— BEGIN Information provided —

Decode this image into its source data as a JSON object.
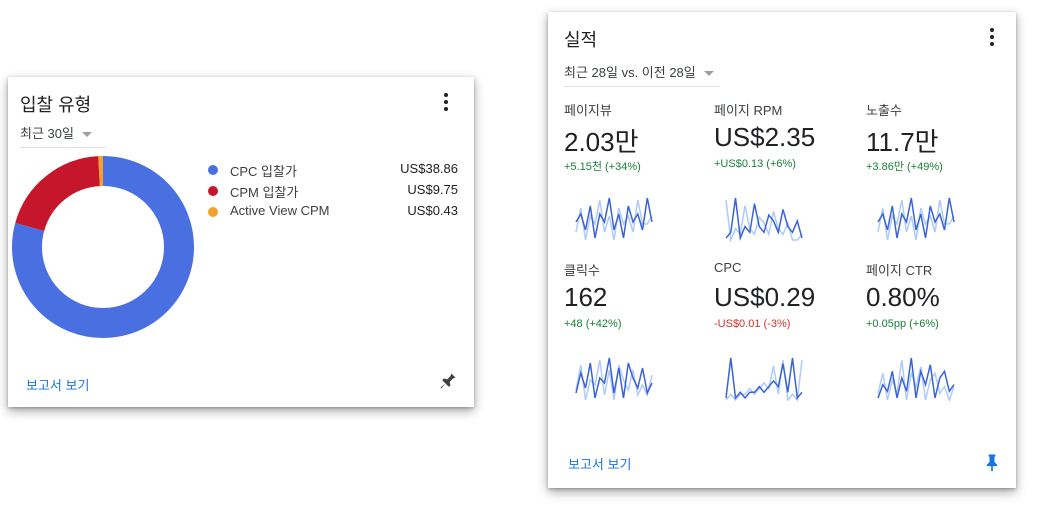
{
  "bid_card": {
    "title": "입찰 유형",
    "date_range": "최근 30일",
    "report_link": "보고서 보기",
    "items": [
      {
        "label": "CPC 입찰가",
        "value": "US$38.86",
        "amount": 38.86,
        "color": "#4a6fe0"
      },
      {
        "label": "CPM 입찰가",
        "value": "US$9.75",
        "amount": 9.75,
        "color": "#c5162b"
      },
      {
        "label": "Active View CPM",
        "value": "US$0.43",
        "amount": 0.43,
        "color": "#f2a22b"
      }
    ]
  },
  "perf_card": {
    "title": "실적",
    "date_range": "최근 28일 vs. 이전 28일",
    "report_link": "보고서 보기",
    "metrics": [
      {
        "name": "페이지뷰",
        "value": "2.03만",
        "change": "+5.15천 (+34%)",
        "trend": "up",
        "spark": [
          5,
          6,
          4,
          7,
          3,
          6,
          5,
          8,
          4,
          6,
          3,
          7,
          5,
          6,
          4,
          8,
          5
        ]
      },
      {
        "name": "페이지 RPM",
        "value": "US$2.35",
        "change": "+US$0.13 (+6%)",
        "trend": "up",
        "spark": [
          2,
          3,
          9,
          2,
          4,
          3,
          8,
          4,
          3,
          6,
          5,
          3,
          7,
          4,
          3,
          5,
          2
        ]
      },
      {
        "name": "노출수",
        "value": "11.7만",
        "change": "+3.86만 (+49%)",
        "trend": "up",
        "spark": [
          5,
          6,
          4,
          7,
          3,
          6,
          5,
          8,
          4,
          6,
          3,
          7,
          5,
          6,
          4,
          8,
          5
        ]
      },
      {
        "name": "클릭수",
        "value": "162",
        "change": "+48 (+42%)",
        "trend": "up",
        "spark": [
          3,
          7,
          4,
          9,
          2,
          6,
          5,
          10,
          3,
          8,
          2,
          9,
          6,
          4,
          8,
          3,
          5
        ]
      },
      {
        "name": "CPC",
        "value": "US$0.29",
        "change": "-US$0.01 (-3%)",
        "trend": "down",
        "spark": [
          2,
          9,
          2,
          3,
          2,
          3,
          3,
          4,
          3,
          4,
          5,
          4,
          8,
          3,
          9,
          2,
          3
        ]
      },
      {
        "name": "페이지 CTR",
        "value": "0.80%",
        "change": "+0.05pp (+6%)",
        "trend": "up",
        "spark": [
          3,
          5,
          4,
          7,
          3,
          6,
          4,
          9,
          3,
          7,
          5,
          8,
          3,
          6,
          7,
          4,
          5
        ]
      }
    ]
  }
}
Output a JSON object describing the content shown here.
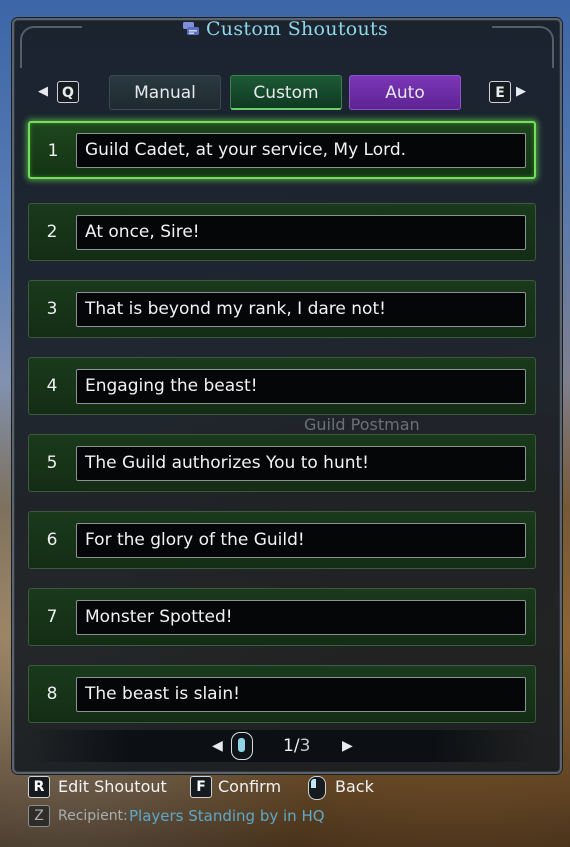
{
  "header": {
    "title": "Custom Shoutouts",
    "icon": "speech-bubble-icon"
  },
  "tabs": {
    "left_key": "Q",
    "right_key": "E",
    "items": [
      {
        "label": "Manual",
        "color": "#1e2a30"
      },
      {
        "label": "Custom",
        "color": "#1d5a36",
        "active": true
      },
      {
        "label": "Auto",
        "color": "#6a2aa3"
      }
    ]
  },
  "shoutouts": [
    {
      "num": "1",
      "text": "Guild Cadet, at your service, My Lord.",
      "selected": true
    },
    {
      "num": "2",
      "text": "At once, Sire!"
    },
    {
      "num": "3",
      "text": "That is beyond my rank, I dare not!"
    },
    {
      "num": "4",
      "text": "Engaging the beast!"
    },
    {
      "num": "5",
      "text": "The Guild authorizes You to hunt!"
    },
    {
      "num": "6",
      "text": "For the glory of the Guild!"
    },
    {
      "num": "7",
      "text": "Monster Spotted!"
    },
    {
      "num": "8",
      "text": "The beast is slain!"
    }
  ],
  "background_label": "Guild Postman",
  "pager": {
    "current": "1",
    "separator": "/",
    "total": "3"
  },
  "controls": [
    {
      "key": "R",
      "label": "Edit Shoutout"
    },
    {
      "key": "F",
      "label": "Confirm"
    },
    {
      "key": "mouse-right-icon",
      "label": "Back"
    }
  ],
  "recipient": {
    "key": "Z",
    "label": "Recipient:",
    "value": "Players Standing by in HQ"
  },
  "colors": {
    "accent_title": "#8fd6e8",
    "selection_glow": "#72e05a",
    "auto_tab": "#7a36b8"
  }
}
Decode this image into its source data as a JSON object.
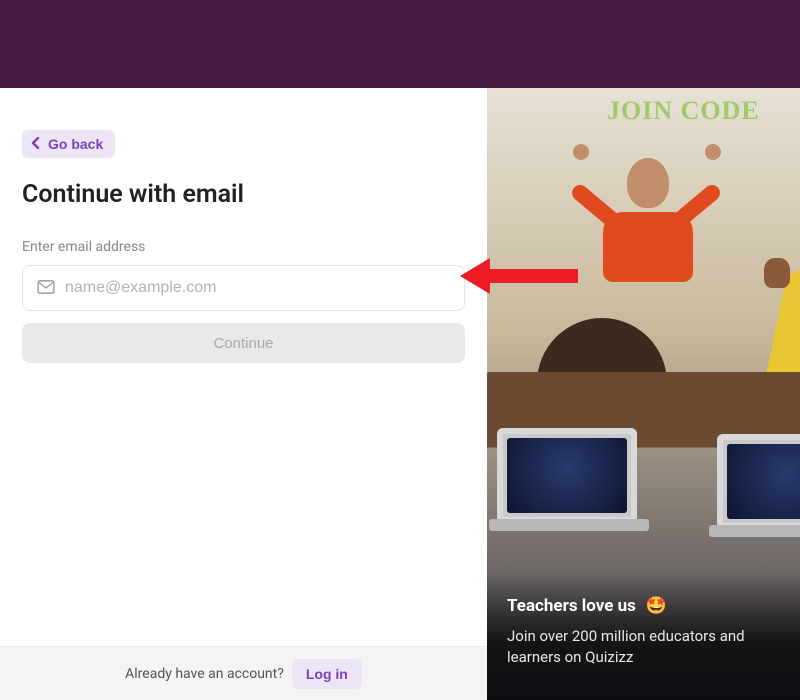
{
  "nav": {
    "go_back_label": "Go back"
  },
  "title": "Continue with email",
  "email": {
    "label": "Enter email address",
    "placeholder": "name@example.com"
  },
  "continue_label": "Continue",
  "footer": {
    "prompt": "Already have an account?",
    "login_label": "Log in"
  },
  "promo": {
    "board_text": "JOIN CODE",
    "title": "Teachers love us",
    "emoji": "🤩",
    "subtitle": "Join over 200 million educators and learners on Quizizz"
  }
}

— END Information provided —

• The request: Copy every line above word for word and exclude the pictures.

• Finished task:
Decode this image into its source data as a JSON object.
{
  "bid_card": {
    "title": "입찰 유형",
    "date_range": "최근 30일",
    "report_link": "보고서 보기",
    "items": [
      {
        "label": "CPC 입찰가",
        "value": "US$38.86",
        "amount": 38.86,
        "color": "#4a6fe0"
      },
      {
        "label": "CPM 입찰가",
        "value": "US$9.75",
        "amount": 9.75,
        "color": "#c5162b"
      },
      {
        "label": "Active View CPM",
        "value": "US$0.43",
        "amount": 0.43,
        "color": "#f2a22b"
      }
    ]
  },
  "perf_card": {
    "title": "실적",
    "date_range": "최근 28일 vs. 이전 28일",
    "report_link": "보고서 보기",
    "metrics": [
      {
        "name": "페이지뷰",
        "value": "2.03만",
        "change": "+5.15천 (+34%)",
        "trend": "up",
        "spark": [
          5,
          6,
          4,
          7,
          3,
          6,
          5,
          8,
          4,
          6,
          3,
          7,
          5,
          6,
          4,
          8,
          5
        ]
      },
      {
        "name": "페이지 RPM",
        "value": "US$2.35",
        "change": "+US$0.13 (+6%)",
        "trend": "up",
        "spark": [
          2,
          3,
          9,
          2,
          4,
          3,
          8,
          4,
          3,
          6,
          5,
          3,
          7,
          4,
          3,
          5,
          2
        ]
      },
      {
        "name": "노출수",
        "value": "11.7만",
        "change": "+3.86만 (+49%)",
        "trend": "up",
        "spark": [
          5,
          6,
          4,
          7,
          3,
          6,
          5,
          8,
          4,
          6,
          3,
          7,
          5,
          6,
          4,
          8,
          5
        ]
      },
      {
        "name": "클릭수",
        "value": "162",
        "change": "+48 (+42%)",
        "trend": "up",
        "spark": [
          3,
          7,
          4,
          9,
          2,
          6,
          5,
          10,
          3,
          8,
          2,
          9,
          6,
          4,
          8,
          3,
          5
        ]
      },
      {
        "name": "CPC",
        "value": "US$0.29",
        "change": "-US$0.01 (-3%)",
        "trend": "down",
        "spark": [
          2,
          9,
          2,
          3,
          2,
          3,
          3,
          4,
          3,
          4,
          5,
          4,
          8,
          3,
          9,
          2,
          3
        ]
      },
      {
        "name": "페이지 CTR",
        "value": "0.80%",
        "change": "+0.05pp (+6%)",
        "trend": "up",
        "spark": [
          3,
          5,
          4,
          7,
          3,
          6,
          4,
          9,
          3,
          7,
          5,
          8,
          3,
          6,
          7,
          4,
          5
        ]
      }
    ]
  }
}
Output a JSON object describing the content shown here.
{
  "header": {
    "title": "Custom Shoutouts",
    "icon": "speech-bubble-icon"
  },
  "tabs": {
    "left_key": "Q",
    "right_key": "E",
    "items": [
      {
        "label": "Manual",
        "color": "#1e2a30"
      },
      {
        "label": "Custom",
        "color": "#1d5a36",
        "active": true
      },
      {
        "label": "Auto",
        "color": "#6a2aa3"
      }
    ]
  },
  "shoutouts": [
    {
      "num": "1",
      "text": "Guild Cadet, at your service, My Lord.",
      "selected": true
    },
    {
      "num": "2",
      "text": "At once, Sire!"
    },
    {
      "num": "3",
      "text": "That is beyond my rank, I dare not!"
    },
    {
      "num": "4",
      "text": "Engaging the beast!"
    },
    {
      "num": "5",
      "text": "The Guild authorizes You to hunt!"
    },
    {
      "num": "6",
      "text": "For the glory of the Guild!"
    },
    {
      "num": "7",
      "text": "Monster Spotted!"
    },
    {
      "num": "8",
      "text": "The beast is slain!"
    }
  ],
  "background_label": "Guild Postman",
  "pager": {
    "current": "1",
    "separator": "/",
    "total": "3"
  },
  "controls": [
    {
      "key": "R",
      "label": "Edit Shoutout"
    },
    {
      "key": "F",
      "label": "Confirm"
    },
    {
      "key": "mouse-right-icon",
      "label": "Back"
    }
  ],
  "recipient": {
    "key": "Z",
    "label": "Recipient:",
    "value": "Players Standing by in HQ"
  },
  "colors": {
    "accent_title": "#8fd6e8",
    "selection_glow": "#72e05a",
    "auto_tab": "#7a36b8"
  }
}
Decode this image into its source data as a JSON object.
{
  "nav": {
    "go_back_label": "Go back"
  },
  "title": "Continue with email",
  "email": {
    "label": "Enter email address",
    "placeholder": "name@example.com"
  },
  "continue_label": "Continue",
  "footer": {
    "prompt": "Already have an account?",
    "login_label": "Log in"
  },
  "promo": {
    "board_text": "JOIN CODE",
    "title": "Teachers love us",
    "emoji": "🤩",
    "subtitle": "Join over 200 million educators and learners on Quizizz"
  }
}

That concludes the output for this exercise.